**Exercise aim**
In the copy, keep every record exact and leave out all images.

--- Start ---

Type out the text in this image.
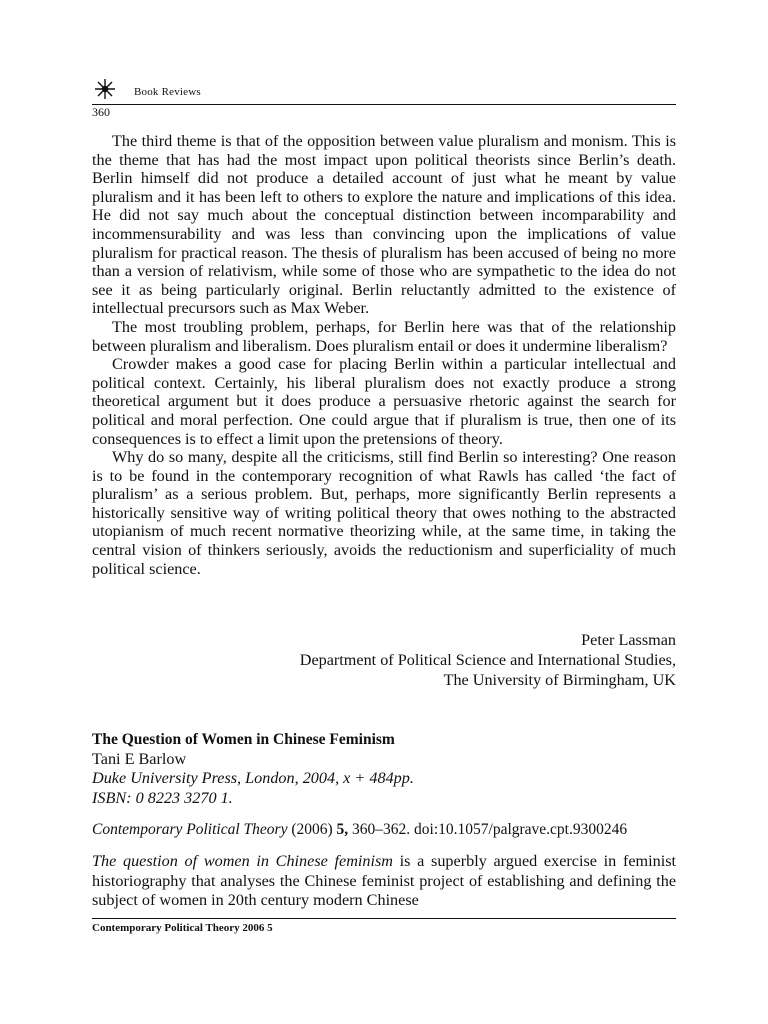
Book Reviews
360

The third theme is that of the opposition between value pluralism and monism. This is the theme that has had the most impact upon political theorists since Berlin’s death. Berlin himself did not produce a detailed account of just what he meant by value pluralism and it has been left to others to explore the nature and implications of this idea. He did not say much about the conceptual distinction between incomparability and incommensurability and was less than convincing upon the implications of value pluralism for practical reason. The thesis of pluralism has been accused of being no more than a version of relativism, while some of those who are sympathetic to the idea do not see it as being particularly original. Berlin reluctantly admitted to the existence of intellectual precursors such as Max Weber.

The most troubling problem, perhaps, for Berlin here was that of the relationship between pluralism and liberalism. Does pluralism entail or does it undermine liberalism?

Crowder makes a good case for placing Berlin within a particular intellectual and political context. Certainly, his liberal pluralism does not exactly produce a strong theoretical argument but it does produce a persuasive rhetoric against the search for political and moral perfection. One could argue that if pluralism is true, then one of its consequences is to effect a limit upon the pretensions of theory.

Why do so many, despite all the criticisms, still find Berlin so interesting? One reason is to be found in the contemporary recognition of what Rawls has called ‘the fact of pluralism’ as a serious problem. But, perhaps, more significantly Berlin represents a historically sensitive way of writing political theory that owes nothing to the abstracted utopianism of much recent normative theorizing while, at the same time, in taking the central vision of thinkers seriously, avoids the reductionism and superficiality of much political science.

Peter Lassman
Department of Political Science and International Studies,
The University of Birmingham, UK
The Question of Women in Chinese Feminism
Tani E Barlow
Duke University Press, London, 2004, x + 484pp.
ISBN: 0 8223 3270 1.
Contemporary Political Theory (2006) 5, 360–362. doi:10.1057/palgrave.cpt.9300246

The question of women in Chinese feminism is a superbly argued exercise in feminist historiography that analyses the Chinese feminist project of establishing and defining the subject of women in 20th century modern Chinese

Contemporary Political Theory 2006 5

--- End ---

**Response to the exercise**
Type out the text in this image.
Book Reviews
360

The third theme is that of the opposition between value pluralism and monism. This is the theme that has had the most impact upon political theorists since Berlin’s death. Berlin himself did not produce a detailed account of just what he meant by value pluralism and it has been left to others to explore the nature and implications of this idea. He did not say much about the conceptual distinction between incomparability and incommensurability and was less than convincing upon the implications of value pluralism for practical reason. The thesis of pluralism has been accused of being no more than a version of relativism, while some of those who are sympathetic to the idea do not see it as being particularly original. Berlin reluctantly admitted to the existence of intellectual precursors such as Max Weber.

The most troubling problem, perhaps, for Berlin here was that of the relationship between pluralism and liberalism. Does pluralism entail or does it undermine liberalism?

Crowder makes a good case for placing Berlin within a particular intellectual and political context. Certainly, his liberal pluralism does not exactly produce a strong theoretical argument but it does produce a persuasive rhetoric against the search for political and moral perfection. One could argue that if pluralism is true, then one of its consequences is to effect a limit upon the pretensions of theory.

Why do so many, despite all the criticisms, still find Berlin so interesting? One reason is to be found in the contemporary recognition of what Rawls has called ‘the fact of pluralism’ as a serious problem. But, perhaps, more significantly Berlin represents a historically sensitive way of writing political theory that owes nothing to the abstracted utopianism of much recent normative theorizing while, at the same time, in taking the central vision of thinkers seriously, avoids the reductionism and superficiality of much political science.

Peter Lassman
Department of Political Science and International Studies,
The University of Birmingham, UK
The Question of Women in Chinese Feminism
Tani E Barlow
Duke University Press, London, 2004, x + 484pp.
ISBN: 0 8223 3270 1.
Contemporary Political Theory (2006) 5, 360–362. doi:10.1057/palgrave.cpt.9300246

The question of women in Chinese feminism is a superbly argued exercise in feminist historiography that analyses the Chinese feminist project of establishing and defining the subject of women in 20th century modern Chinese

Contemporary Political Theory 2006 5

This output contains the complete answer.